- [Short task]
Could you put the lines of the material, from its start up to and including the line containing "series-4-trail-glyph: % xyxy=(124,262,130,272)", into a JSON list of strings with one string per line and blank lines left out?

- [Input rows]
-------------------------

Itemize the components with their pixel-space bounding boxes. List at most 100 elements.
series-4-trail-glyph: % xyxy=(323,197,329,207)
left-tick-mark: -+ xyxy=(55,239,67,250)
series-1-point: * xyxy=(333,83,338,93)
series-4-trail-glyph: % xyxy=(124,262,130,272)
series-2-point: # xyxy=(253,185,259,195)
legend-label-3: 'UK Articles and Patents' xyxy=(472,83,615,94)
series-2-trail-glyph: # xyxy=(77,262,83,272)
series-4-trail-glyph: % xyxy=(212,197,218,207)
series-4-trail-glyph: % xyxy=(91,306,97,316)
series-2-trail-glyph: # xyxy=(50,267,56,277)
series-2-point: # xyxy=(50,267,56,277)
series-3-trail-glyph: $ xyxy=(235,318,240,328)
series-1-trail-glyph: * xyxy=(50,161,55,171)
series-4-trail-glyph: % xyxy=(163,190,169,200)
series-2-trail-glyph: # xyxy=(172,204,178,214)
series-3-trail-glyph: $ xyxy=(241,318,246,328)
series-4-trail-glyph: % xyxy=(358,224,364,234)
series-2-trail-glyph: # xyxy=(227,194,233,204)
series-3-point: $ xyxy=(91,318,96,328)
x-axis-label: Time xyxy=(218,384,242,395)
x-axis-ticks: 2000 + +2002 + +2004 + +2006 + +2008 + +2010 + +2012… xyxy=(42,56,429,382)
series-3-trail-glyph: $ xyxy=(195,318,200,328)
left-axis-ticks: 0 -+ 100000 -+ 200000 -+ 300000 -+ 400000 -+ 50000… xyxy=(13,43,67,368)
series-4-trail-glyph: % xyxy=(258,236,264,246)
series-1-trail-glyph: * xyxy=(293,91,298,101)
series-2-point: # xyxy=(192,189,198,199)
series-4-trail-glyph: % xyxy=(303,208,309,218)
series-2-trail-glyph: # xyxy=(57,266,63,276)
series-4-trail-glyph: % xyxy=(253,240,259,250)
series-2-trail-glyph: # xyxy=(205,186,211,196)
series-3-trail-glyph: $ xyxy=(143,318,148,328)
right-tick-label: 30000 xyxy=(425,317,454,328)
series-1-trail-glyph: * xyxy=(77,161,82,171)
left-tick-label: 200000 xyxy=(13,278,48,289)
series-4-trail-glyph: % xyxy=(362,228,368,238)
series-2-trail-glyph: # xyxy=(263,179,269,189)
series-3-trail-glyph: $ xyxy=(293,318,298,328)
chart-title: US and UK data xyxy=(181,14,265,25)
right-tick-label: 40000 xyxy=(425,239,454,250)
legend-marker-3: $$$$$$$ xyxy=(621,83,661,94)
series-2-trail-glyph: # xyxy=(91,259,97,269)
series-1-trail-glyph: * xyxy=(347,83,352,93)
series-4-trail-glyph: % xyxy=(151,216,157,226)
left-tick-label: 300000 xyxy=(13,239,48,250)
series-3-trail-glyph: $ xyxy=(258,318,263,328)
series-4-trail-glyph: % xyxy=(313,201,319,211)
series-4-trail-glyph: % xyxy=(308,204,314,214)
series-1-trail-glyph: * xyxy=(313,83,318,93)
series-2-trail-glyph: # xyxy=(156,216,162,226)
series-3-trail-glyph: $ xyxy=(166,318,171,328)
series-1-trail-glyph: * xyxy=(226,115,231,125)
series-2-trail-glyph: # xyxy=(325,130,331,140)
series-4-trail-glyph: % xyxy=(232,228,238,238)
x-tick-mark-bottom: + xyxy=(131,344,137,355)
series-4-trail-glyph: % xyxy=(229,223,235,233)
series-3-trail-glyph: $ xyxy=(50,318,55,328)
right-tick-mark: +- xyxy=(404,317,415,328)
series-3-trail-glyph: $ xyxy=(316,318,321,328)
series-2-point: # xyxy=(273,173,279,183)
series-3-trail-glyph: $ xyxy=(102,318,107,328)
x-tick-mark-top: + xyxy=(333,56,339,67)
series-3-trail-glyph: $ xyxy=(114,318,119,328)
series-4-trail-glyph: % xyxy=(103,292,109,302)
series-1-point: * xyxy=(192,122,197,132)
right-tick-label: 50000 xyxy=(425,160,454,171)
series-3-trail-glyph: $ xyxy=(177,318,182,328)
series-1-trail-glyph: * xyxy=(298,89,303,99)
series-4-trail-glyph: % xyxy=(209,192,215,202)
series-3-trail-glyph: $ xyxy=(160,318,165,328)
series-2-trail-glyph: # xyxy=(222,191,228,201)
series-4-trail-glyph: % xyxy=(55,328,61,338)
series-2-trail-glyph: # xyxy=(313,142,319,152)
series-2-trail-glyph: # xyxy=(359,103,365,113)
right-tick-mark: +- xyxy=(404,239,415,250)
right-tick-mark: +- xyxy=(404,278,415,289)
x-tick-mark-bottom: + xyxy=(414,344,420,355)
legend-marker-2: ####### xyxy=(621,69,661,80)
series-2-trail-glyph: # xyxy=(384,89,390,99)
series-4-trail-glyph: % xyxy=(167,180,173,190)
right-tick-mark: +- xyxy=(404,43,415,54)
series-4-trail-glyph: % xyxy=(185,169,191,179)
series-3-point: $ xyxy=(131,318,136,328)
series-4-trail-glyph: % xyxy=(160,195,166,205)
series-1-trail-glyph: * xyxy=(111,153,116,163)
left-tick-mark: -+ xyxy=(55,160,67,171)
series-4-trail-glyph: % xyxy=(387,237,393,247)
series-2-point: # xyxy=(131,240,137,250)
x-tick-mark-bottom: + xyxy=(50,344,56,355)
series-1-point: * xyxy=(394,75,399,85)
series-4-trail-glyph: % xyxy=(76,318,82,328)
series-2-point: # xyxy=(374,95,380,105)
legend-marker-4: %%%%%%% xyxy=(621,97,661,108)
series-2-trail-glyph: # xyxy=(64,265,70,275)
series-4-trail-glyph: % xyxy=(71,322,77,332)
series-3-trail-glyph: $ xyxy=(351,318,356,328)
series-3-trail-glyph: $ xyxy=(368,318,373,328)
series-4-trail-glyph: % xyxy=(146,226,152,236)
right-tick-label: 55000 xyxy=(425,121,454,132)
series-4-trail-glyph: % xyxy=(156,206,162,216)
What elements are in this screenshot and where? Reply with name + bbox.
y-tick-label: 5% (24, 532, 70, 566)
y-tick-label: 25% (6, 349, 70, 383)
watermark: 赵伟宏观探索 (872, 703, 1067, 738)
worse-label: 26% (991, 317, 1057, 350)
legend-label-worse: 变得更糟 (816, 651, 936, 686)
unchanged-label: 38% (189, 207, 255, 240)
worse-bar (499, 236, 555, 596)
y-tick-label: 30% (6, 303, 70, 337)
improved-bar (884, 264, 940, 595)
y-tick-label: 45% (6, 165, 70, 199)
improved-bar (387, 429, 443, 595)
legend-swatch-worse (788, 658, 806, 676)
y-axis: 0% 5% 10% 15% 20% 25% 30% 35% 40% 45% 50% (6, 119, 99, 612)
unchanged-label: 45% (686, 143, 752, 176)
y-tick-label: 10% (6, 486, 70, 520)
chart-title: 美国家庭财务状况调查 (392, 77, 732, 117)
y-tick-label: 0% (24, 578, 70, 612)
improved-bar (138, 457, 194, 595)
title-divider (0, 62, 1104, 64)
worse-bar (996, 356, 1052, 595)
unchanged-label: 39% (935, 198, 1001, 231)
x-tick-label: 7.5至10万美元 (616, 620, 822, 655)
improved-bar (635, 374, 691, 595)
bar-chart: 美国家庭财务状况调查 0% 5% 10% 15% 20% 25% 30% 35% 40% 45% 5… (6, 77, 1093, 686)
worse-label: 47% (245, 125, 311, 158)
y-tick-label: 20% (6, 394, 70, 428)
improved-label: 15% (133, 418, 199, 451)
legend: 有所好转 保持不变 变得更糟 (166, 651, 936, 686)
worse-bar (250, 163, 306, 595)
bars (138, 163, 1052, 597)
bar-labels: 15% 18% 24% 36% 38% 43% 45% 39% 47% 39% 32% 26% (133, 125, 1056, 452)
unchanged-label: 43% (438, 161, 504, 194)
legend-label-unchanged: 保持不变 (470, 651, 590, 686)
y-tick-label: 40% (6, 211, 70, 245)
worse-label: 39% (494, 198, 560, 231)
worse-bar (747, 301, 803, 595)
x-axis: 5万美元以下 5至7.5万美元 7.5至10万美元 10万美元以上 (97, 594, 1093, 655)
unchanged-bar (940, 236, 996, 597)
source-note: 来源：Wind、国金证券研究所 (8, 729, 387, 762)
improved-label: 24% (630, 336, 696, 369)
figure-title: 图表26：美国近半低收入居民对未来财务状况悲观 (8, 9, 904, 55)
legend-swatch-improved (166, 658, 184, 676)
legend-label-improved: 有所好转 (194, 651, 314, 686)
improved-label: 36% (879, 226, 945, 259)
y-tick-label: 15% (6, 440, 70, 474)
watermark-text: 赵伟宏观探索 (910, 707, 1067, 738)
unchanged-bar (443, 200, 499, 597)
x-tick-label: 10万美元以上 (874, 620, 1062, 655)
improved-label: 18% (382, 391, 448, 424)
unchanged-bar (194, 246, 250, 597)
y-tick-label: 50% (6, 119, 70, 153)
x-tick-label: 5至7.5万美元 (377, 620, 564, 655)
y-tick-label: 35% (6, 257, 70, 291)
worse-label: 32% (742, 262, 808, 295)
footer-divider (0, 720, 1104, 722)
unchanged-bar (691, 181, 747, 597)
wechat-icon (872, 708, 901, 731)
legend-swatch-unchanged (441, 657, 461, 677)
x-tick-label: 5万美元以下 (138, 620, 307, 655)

-------------------------

- [Problem solution]
[
  "Itemize the components with their pixel-space bounding boxes. List at most 100 elements.",
  "series-4-trail-glyph: % xyxy=(323,197,329,207)",
  "left-tick-mark: -+ xyxy=(55,239,67,250)",
  "series-1-point: * xyxy=(333,83,338,93)",
  "series-4-trail-glyph: % xyxy=(124,262,130,272)"
]